START EXERCISE DATA

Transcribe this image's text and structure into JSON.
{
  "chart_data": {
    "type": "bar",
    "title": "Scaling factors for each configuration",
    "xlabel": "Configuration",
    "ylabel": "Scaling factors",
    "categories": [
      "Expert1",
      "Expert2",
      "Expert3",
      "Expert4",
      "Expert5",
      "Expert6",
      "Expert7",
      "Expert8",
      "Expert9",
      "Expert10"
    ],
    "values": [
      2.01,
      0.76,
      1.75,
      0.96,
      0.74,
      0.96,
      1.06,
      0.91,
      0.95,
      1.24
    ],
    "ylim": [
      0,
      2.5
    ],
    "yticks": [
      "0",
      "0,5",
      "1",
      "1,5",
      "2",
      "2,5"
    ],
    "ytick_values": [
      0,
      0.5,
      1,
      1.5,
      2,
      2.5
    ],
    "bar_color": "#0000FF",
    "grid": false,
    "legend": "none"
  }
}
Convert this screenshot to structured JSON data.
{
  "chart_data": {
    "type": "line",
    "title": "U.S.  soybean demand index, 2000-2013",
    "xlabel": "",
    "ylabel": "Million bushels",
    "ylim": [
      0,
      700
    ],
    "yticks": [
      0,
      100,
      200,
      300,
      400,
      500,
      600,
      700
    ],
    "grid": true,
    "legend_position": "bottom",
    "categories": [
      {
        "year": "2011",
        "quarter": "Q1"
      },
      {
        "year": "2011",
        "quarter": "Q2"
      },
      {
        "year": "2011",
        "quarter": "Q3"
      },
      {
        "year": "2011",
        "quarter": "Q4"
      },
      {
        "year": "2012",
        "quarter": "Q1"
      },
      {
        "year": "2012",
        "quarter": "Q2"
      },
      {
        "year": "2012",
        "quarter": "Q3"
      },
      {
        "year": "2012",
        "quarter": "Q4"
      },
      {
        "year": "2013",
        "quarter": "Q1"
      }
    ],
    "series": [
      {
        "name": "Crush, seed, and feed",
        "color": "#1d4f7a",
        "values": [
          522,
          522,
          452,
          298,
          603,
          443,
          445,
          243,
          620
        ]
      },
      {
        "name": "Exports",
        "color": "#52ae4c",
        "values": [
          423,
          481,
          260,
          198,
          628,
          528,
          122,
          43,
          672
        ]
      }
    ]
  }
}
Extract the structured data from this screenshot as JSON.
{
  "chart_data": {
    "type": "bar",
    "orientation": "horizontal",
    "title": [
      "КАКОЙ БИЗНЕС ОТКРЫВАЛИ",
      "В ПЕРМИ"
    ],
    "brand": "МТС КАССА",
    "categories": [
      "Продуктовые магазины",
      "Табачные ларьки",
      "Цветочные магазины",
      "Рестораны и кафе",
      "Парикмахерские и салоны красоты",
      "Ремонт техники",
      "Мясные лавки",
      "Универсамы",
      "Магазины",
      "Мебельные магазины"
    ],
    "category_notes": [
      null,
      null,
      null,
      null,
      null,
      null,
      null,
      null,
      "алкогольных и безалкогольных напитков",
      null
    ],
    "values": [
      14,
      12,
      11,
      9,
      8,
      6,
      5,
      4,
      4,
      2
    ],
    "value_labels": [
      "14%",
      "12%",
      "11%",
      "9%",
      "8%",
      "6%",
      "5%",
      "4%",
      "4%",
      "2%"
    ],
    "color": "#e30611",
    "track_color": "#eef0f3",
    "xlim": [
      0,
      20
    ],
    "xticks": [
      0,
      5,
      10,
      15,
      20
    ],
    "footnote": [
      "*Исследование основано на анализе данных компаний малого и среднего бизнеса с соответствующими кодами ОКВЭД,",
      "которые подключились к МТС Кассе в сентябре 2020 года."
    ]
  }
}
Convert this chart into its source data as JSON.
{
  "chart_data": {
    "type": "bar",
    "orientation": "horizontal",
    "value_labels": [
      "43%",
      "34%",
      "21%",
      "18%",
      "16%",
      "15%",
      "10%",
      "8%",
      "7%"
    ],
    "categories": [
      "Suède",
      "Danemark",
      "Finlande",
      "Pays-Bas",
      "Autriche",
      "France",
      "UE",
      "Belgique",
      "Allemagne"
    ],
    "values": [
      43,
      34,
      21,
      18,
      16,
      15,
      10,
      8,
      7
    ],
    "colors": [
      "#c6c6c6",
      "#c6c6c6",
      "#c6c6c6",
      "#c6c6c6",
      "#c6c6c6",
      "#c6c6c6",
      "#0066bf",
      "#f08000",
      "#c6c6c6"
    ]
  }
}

END EXERCISE DATA

**REQUIRED TASK:** Repeat the material from above exactly, word for word.

**EXERCISE SOLUTION:**
Transcribe this image's text and structure into JSON.
{
  "chart_data": {
    "type": "bar",
    "title": "Scaling factors for each configuration",
    "xlabel": "Configuration",
    "ylabel": "Scaling factors",
    "categories": [
      "Expert1",
      "Expert2",
      "Expert3",
      "Expert4",
      "Expert5",
      "Expert6",
      "Expert7",
      "Expert8",
      "Expert9",
      "Expert10"
    ],
    "values": [
      2.01,
      0.76,
      1.75,
      0.96,
      0.74,
      0.96,
      1.06,
      0.91,
      0.95,
      1.24
    ],
    "ylim": [
      0,
      2.5
    ],
    "yticks": [
      "0",
      "0,5",
      "1",
      "1,5",
      "2",
      "2,5"
    ],
    "ytick_values": [
      0,
      0.5,
      1,
      1.5,
      2,
      2.5
    ],
    "bar_color": "#0000FF",
    "grid": false,
    "legend": "none"
  }
}
Convert this screenshot to structured JSON data.
{
  "chart_data": {
    "type": "line",
    "title": "U.S.  soybean demand index, 2000-2013",
    "xlabel": "",
    "ylabel": "Million bushels",
    "ylim": [
      0,
      700
    ],
    "yticks": [
      0,
      100,
      200,
      300,
      400,
      500,
      600,
      700
    ],
    "grid": true,
    "legend_position": "bottom",
    "categories": [
      {
        "year": "2011",
        "quarter": "Q1"
      },
      {
        "year": "2011",
        "quarter": "Q2"
      },
      {
        "year": "2011",
        "quarter": "Q3"
      },
      {
        "year": "2011",
        "quarter": "Q4"
      },
      {
        "year": "2012",
        "quarter": "Q1"
      },
      {
        "year": "2012",
        "quarter": "Q2"
      },
      {
        "year": "2012",
        "quarter": "Q3"
      },
      {
        "year": "2012",
        "quarter": "Q4"
      },
      {
        "year": "2013",
        "quarter": "Q1"
      }
    ],
    "series": [
      {
        "name": "Crush, seed, and feed",
        "color": "#1d4f7a",
        "values": [
          522,
          522,
          452,
          298,
          603,
          443,
          445,
          243,
          620
        ]
      },
      {
        "name": "Exports",
        "color": "#52ae4c",
        "values": [
          423,
          481,
          260,
          198,
          628,
          528,
          122,
          43,
          672
        ]
      }
    ]
  }
}
Extract the structured data from this screenshot as JSON.
{
  "chart_data": {
    "type": "bar",
    "orientation": "horizontal",
    "title": [
      "КАКОЙ БИЗНЕС ОТКРЫВАЛИ",
      "В ПЕРМИ"
    ],
    "brand": "МТС КАССА",
    "categories": [
      "Продуктовые магазины",
      "Табачные ларьки",
      "Цветочные магазины",
      "Рестораны и кафе",
      "Парикмахерские и салоны красоты",
      "Ремонт техники",
      "Мясные лавки",
      "Универсамы",
      "Магазины",
      "Мебельные магазины"
    ],
    "category_notes": [
      null,
      null,
      null,
      null,
      null,
      null,
      null,
      null,
      "алкогольных и безалкогольных напитков",
      null
    ],
    "values": [
      14,
      12,
      11,
      9,
      8,
      6,
      5,
      4,
      4,
      2
    ],
    "value_labels": [
      "14%",
      "12%",
      "11%",
      "9%",
      "8%",
      "6%",
      "5%",
      "4%",
      "4%",
      "2%"
    ],
    "color": "#e30611",
    "track_color": "#eef0f3",
    "xlim": [
      0,
      20
    ],
    "xticks": [
      0,
      5,
      10,
      15,
      20
    ],
    "footnote": [
      "*Исследование основано на анализе данных компаний малого и среднего бизнеса с соответствующими кодами ОКВЭД,",
      "которые подключились к МТС Кассе в сентябре 2020 года."
    ]
  }
}
Convert this chart into its source data as JSON.
{
  "chart_data": {
    "type": "bar",
    "orientation": "horizontal",
    "value_labels": [
      "43%",
      "34%",
      "21%",
      "18%",
      "16%",
      "15%",
      "10%",
      "8%",
      "7%"
    ],
    "categories": [
      "Suède",
      "Danemark",
      "Finlande",
      "Pays-Bas",
      "Autriche",
      "France",
      "UE",
      "Belgique",
      "Allemagne"
    ],
    "values": [
      43,
      34,
      21,
      18,
      16,
      15,
      10,
      8,
      7
    ],
    "colors": [
      "#c6c6c6",
      "#c6c6c6",
      "#c6c6c6",
      "#c6c6c6",
      "#c6c6c6",
      "#c6c6c6",
      "#0066bf",
      "#f08000",
      "#c6c6c6"
    ]
  }
}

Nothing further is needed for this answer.